Stated goal: Filter the data for lines with the word "this", then copy every line so identified.

[Start Input]

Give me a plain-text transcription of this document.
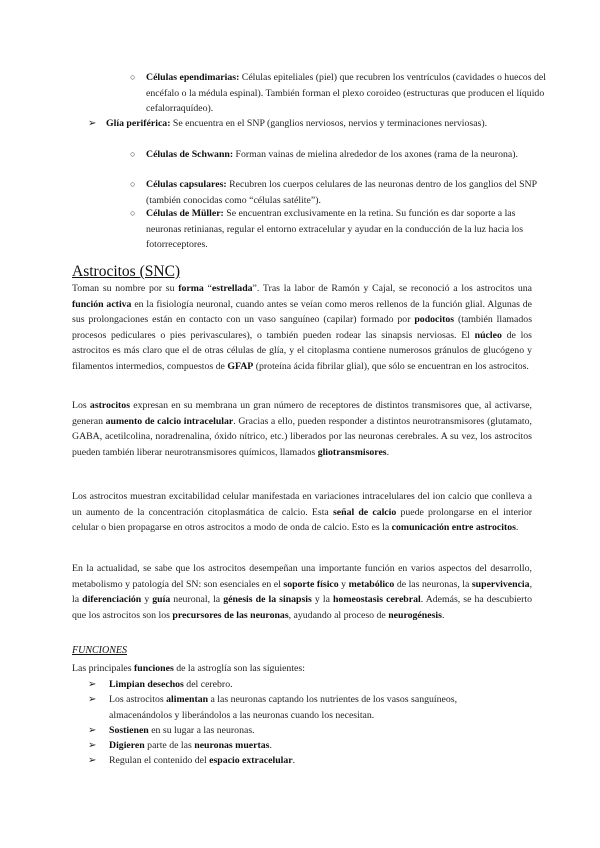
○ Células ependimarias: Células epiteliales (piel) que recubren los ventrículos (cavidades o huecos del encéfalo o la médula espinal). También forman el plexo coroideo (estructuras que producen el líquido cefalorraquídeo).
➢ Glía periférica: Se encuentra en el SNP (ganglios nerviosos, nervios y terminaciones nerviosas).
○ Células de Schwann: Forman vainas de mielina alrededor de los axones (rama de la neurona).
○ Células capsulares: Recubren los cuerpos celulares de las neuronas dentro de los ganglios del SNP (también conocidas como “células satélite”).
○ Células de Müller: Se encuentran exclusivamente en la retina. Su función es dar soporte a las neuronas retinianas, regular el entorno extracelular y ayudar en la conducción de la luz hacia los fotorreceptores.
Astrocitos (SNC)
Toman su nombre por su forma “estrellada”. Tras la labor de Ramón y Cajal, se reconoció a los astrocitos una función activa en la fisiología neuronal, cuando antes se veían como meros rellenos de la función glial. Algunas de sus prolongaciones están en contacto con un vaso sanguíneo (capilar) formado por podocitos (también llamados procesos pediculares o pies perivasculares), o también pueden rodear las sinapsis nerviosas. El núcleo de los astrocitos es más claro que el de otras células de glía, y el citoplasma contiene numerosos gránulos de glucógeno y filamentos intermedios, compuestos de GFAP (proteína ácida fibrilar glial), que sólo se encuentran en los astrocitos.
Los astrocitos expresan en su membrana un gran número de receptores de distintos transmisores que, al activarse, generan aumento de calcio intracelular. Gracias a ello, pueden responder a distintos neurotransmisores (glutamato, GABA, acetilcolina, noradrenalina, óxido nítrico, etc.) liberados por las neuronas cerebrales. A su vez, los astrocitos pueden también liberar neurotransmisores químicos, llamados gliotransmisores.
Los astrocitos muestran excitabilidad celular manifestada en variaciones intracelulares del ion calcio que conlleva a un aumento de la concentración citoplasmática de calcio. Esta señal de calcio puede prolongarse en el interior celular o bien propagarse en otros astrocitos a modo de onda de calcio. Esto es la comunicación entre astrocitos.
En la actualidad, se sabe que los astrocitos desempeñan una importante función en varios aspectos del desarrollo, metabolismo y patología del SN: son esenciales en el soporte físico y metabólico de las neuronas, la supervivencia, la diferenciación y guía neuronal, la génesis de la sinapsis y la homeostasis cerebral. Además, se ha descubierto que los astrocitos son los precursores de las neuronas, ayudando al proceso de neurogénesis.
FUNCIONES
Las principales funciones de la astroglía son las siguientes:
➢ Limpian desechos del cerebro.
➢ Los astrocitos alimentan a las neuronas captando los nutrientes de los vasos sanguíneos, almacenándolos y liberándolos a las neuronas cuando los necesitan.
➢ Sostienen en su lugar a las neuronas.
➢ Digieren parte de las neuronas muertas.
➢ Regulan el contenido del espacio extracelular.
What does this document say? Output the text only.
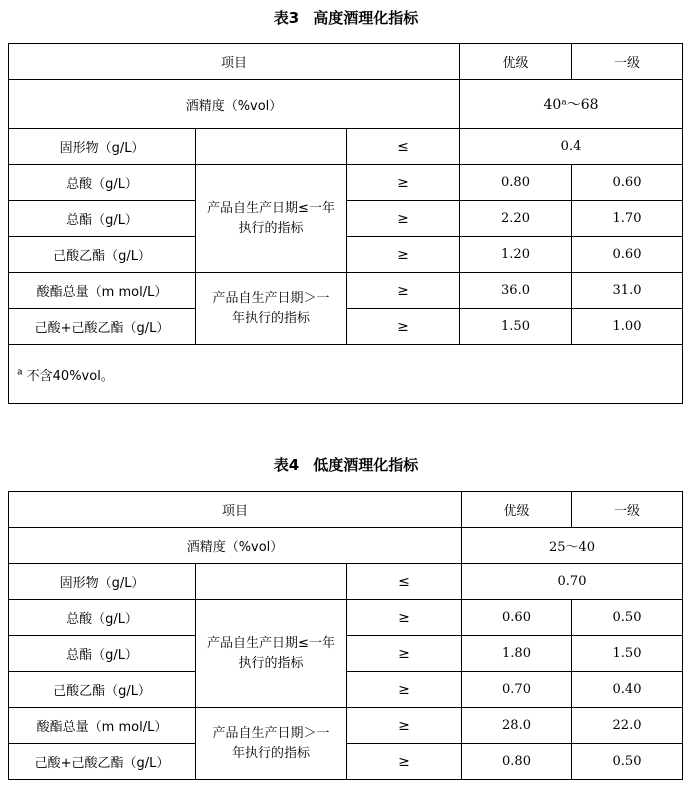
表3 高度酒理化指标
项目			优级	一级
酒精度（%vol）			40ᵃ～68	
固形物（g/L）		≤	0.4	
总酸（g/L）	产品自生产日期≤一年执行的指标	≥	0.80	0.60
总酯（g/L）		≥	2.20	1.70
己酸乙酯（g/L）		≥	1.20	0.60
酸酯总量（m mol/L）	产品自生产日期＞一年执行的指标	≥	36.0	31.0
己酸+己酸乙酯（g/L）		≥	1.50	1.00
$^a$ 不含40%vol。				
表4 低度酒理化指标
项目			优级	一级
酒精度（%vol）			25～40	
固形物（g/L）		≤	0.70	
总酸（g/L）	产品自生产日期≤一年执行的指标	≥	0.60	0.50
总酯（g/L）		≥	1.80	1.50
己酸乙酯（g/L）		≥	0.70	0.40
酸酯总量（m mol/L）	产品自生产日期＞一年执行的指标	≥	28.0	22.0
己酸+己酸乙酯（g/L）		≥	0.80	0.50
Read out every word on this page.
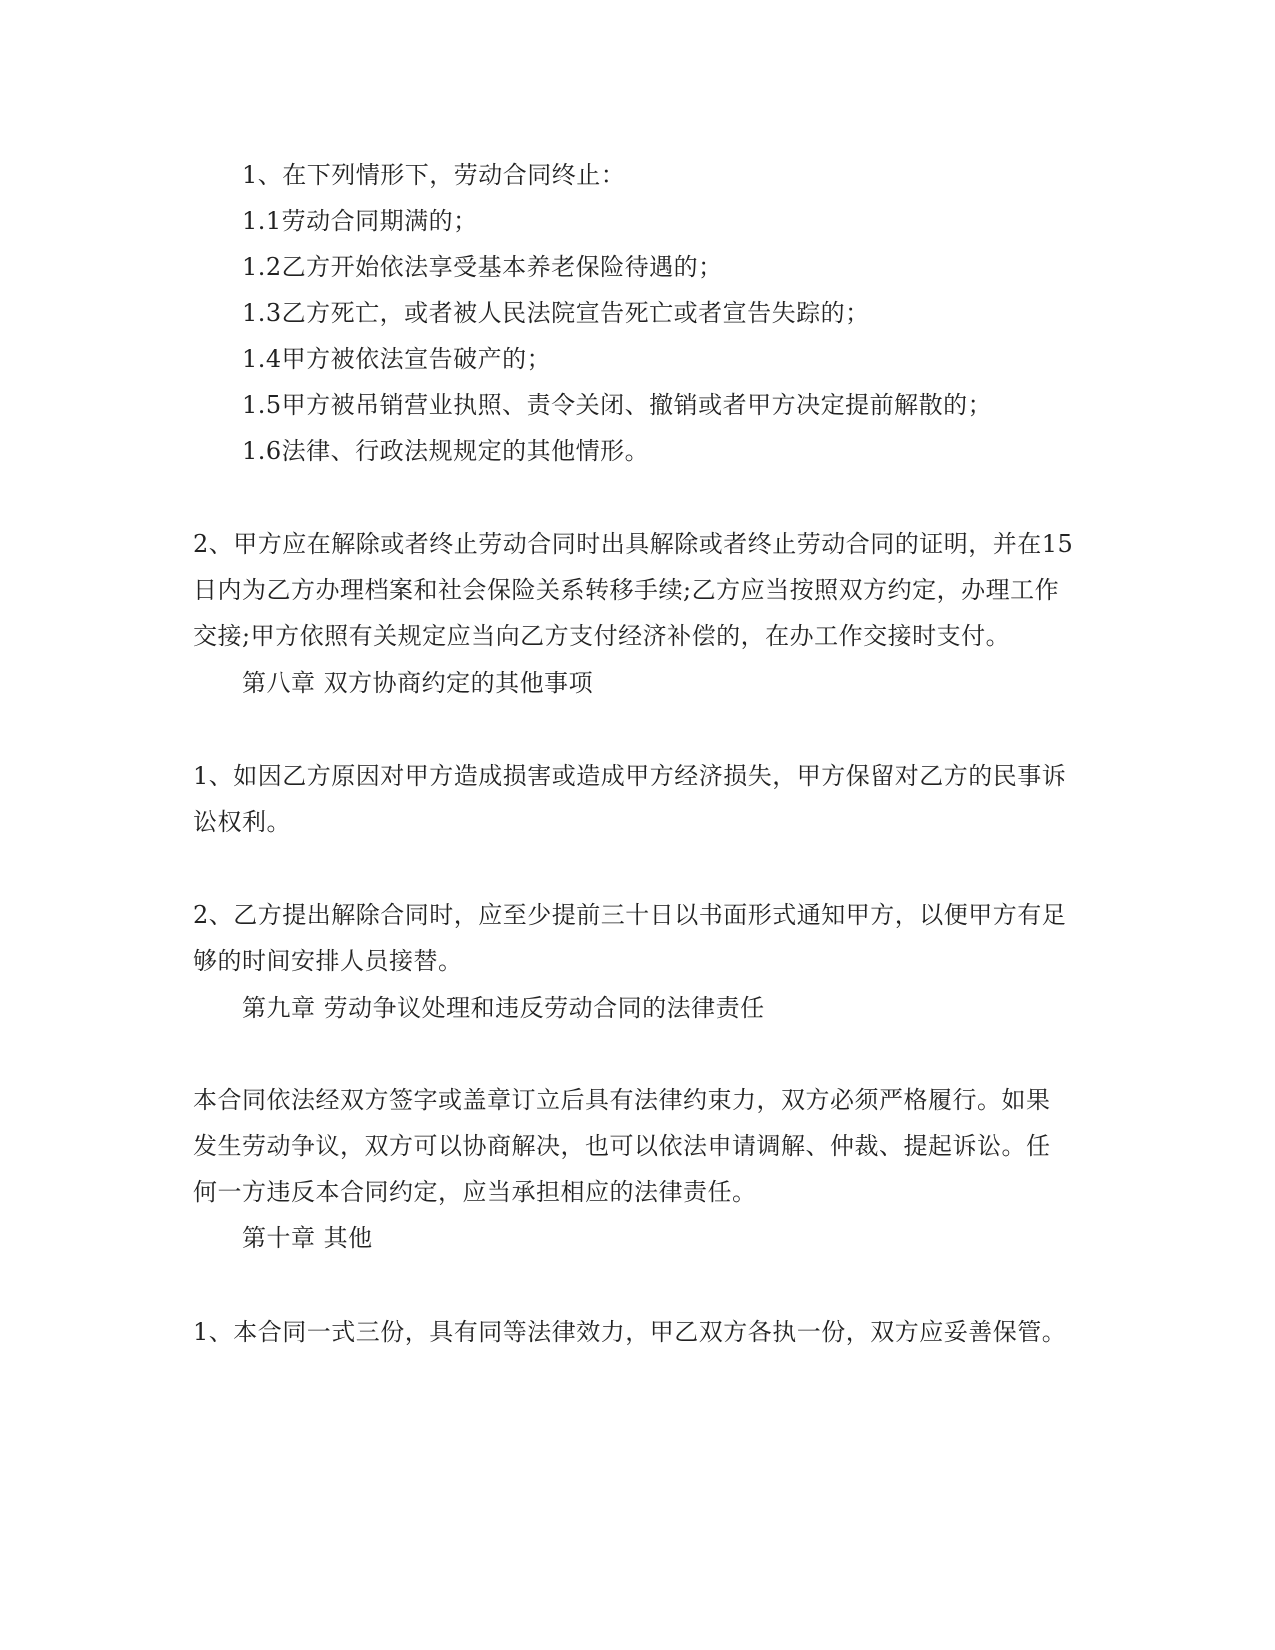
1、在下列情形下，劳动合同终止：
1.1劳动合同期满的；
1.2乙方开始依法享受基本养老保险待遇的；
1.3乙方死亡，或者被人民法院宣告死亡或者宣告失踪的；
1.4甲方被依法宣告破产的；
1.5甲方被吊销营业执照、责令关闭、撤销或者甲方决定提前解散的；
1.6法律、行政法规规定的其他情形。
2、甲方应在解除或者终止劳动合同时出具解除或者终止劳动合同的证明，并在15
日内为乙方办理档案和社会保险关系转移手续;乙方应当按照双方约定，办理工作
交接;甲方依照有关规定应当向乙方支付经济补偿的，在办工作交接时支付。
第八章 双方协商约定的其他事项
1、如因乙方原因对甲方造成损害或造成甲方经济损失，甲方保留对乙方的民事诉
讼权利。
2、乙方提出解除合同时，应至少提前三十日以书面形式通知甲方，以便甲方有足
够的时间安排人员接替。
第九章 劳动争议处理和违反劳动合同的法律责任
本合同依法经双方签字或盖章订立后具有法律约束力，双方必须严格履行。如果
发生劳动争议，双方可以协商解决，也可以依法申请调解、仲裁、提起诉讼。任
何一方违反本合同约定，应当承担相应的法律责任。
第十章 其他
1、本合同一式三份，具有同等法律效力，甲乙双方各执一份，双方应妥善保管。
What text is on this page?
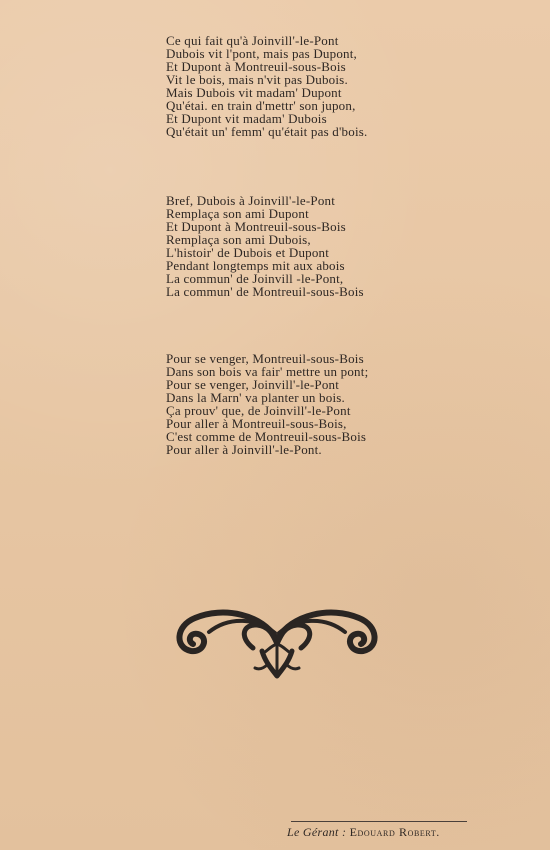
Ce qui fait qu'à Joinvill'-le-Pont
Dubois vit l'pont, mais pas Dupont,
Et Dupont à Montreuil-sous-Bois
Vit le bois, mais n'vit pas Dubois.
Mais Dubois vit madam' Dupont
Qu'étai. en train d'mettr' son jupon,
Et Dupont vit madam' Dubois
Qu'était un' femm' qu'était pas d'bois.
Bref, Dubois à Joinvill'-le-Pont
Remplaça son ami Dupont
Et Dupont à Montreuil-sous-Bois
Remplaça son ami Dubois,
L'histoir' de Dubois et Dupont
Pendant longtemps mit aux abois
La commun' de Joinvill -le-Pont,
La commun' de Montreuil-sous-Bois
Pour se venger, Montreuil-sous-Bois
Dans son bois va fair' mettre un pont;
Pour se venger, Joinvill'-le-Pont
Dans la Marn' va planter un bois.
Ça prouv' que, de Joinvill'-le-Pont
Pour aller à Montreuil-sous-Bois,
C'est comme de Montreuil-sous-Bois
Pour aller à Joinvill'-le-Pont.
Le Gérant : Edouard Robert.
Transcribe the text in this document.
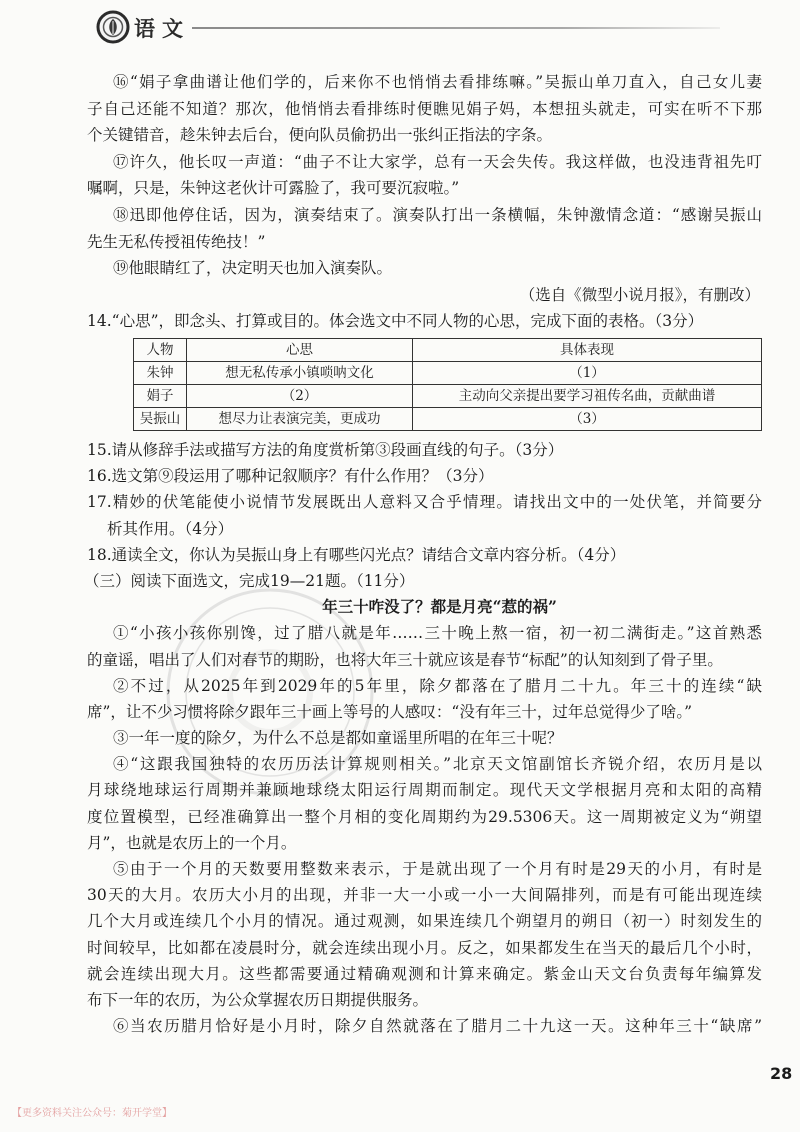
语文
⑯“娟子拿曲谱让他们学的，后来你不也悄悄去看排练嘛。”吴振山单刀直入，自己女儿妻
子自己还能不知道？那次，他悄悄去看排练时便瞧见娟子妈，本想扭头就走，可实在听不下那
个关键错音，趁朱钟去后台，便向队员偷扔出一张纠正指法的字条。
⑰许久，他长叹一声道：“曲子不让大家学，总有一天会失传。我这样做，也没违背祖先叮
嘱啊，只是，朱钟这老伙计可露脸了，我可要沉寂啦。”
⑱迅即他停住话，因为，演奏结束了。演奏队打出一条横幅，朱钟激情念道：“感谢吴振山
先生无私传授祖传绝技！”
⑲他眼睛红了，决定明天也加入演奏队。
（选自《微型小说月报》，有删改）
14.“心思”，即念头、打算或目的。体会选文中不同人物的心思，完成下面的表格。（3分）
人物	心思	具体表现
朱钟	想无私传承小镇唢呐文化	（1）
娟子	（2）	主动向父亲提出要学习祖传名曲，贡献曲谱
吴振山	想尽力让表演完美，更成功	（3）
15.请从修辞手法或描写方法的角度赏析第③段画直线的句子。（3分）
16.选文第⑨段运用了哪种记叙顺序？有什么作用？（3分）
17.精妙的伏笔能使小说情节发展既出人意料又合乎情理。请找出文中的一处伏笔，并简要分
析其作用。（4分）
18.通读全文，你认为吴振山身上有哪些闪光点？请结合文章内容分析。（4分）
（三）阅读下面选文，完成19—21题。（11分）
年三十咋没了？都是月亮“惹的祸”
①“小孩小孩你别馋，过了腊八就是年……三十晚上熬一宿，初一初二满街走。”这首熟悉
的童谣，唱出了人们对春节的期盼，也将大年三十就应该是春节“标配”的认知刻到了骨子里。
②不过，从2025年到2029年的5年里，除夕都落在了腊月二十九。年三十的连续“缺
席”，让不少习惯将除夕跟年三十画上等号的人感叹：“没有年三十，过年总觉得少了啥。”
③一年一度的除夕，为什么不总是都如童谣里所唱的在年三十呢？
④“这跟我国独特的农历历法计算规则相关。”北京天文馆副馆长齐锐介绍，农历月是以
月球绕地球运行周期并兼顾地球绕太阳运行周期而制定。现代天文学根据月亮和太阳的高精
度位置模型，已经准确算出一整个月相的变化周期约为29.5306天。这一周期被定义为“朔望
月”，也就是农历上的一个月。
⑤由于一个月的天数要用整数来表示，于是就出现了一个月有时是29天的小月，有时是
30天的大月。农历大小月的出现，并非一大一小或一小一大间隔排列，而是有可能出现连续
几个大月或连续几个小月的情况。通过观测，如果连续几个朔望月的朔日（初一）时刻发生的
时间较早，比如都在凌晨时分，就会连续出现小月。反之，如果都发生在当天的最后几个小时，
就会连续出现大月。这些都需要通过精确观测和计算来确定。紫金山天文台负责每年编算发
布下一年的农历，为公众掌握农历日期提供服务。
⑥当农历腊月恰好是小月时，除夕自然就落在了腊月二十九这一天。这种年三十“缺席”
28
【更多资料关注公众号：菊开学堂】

[End Input]

The solution:
Give me a plain-text transcription of this document.
What does this document say? Output the text only.
Read out every word on this page.
What text is on this page?
Transcribe the text in this document.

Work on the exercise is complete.